**Entries shown**
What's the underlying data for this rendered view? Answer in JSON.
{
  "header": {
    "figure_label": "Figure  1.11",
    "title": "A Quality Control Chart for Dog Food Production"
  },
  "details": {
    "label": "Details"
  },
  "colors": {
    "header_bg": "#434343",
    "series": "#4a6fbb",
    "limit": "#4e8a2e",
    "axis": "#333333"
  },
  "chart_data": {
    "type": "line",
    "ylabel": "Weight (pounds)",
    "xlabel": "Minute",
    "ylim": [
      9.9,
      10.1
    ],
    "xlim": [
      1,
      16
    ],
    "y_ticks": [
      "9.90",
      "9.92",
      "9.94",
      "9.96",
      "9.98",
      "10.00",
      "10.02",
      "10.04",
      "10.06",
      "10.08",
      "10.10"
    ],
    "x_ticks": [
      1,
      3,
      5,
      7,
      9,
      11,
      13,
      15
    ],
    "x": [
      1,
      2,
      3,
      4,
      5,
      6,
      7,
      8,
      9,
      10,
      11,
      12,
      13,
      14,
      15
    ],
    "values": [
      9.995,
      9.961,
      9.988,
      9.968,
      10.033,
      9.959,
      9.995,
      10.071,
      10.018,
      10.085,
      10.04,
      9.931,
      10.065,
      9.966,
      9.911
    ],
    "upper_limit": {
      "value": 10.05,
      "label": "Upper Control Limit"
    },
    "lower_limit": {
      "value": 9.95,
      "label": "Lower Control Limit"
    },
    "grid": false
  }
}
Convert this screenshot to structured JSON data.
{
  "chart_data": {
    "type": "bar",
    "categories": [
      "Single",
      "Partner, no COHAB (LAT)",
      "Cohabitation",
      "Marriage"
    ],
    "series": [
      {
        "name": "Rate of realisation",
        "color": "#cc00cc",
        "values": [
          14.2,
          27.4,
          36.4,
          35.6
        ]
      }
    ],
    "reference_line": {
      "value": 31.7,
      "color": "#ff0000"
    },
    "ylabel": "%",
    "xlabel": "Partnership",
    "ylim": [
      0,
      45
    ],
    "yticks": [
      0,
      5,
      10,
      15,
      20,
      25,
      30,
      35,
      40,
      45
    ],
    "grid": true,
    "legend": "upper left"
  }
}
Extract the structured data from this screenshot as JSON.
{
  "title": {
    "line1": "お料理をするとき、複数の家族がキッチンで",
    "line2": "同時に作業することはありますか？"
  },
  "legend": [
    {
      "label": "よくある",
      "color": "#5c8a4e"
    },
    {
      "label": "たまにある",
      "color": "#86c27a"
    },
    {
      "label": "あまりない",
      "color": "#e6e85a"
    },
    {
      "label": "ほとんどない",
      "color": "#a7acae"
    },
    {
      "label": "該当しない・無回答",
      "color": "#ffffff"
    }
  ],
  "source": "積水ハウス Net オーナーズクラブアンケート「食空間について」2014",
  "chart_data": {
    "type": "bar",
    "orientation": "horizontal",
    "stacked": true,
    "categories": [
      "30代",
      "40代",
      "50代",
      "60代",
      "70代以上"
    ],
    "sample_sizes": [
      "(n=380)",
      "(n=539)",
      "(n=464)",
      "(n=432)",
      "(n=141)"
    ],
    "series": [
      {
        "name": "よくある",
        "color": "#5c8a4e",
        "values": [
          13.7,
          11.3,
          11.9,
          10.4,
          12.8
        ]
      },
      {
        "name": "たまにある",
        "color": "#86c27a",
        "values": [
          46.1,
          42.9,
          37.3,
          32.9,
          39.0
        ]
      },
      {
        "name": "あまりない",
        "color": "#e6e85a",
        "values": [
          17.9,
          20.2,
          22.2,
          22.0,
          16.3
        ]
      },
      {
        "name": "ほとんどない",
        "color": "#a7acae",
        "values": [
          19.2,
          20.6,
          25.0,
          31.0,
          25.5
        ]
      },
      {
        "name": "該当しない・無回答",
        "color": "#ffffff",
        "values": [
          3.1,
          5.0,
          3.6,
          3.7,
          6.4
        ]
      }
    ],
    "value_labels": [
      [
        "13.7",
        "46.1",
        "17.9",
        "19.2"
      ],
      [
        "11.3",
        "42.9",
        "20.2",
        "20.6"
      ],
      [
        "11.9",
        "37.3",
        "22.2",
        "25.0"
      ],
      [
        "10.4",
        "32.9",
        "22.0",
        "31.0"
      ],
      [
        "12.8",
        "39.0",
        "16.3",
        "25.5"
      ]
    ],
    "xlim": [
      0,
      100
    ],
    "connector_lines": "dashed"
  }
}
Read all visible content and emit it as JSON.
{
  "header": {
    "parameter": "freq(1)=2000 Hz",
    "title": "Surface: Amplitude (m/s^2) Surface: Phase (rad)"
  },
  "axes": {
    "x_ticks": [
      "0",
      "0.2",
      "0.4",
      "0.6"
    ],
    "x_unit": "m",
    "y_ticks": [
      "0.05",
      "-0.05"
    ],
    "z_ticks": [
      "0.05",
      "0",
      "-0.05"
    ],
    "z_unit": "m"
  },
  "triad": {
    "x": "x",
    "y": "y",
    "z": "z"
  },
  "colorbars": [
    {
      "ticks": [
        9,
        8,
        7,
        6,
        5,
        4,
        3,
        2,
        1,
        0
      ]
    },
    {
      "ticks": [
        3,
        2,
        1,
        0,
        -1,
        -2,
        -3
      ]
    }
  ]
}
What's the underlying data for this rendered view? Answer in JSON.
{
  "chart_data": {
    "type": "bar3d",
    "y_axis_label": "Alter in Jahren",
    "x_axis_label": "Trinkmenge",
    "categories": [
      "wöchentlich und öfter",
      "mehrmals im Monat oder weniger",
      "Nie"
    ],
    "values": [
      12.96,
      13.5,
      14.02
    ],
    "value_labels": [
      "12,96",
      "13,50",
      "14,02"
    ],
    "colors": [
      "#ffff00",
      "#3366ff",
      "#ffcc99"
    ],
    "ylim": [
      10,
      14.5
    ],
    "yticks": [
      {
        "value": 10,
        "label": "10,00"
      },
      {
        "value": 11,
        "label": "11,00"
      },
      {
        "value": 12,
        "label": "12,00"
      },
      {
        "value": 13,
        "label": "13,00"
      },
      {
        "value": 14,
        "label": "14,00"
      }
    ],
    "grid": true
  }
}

**What to work on**
List all lines above in which the string "type" appears.

**Answer to this problem**
    "type": "line",
    "type": "bar",
    "type": "bar",
    "type": "bar3d",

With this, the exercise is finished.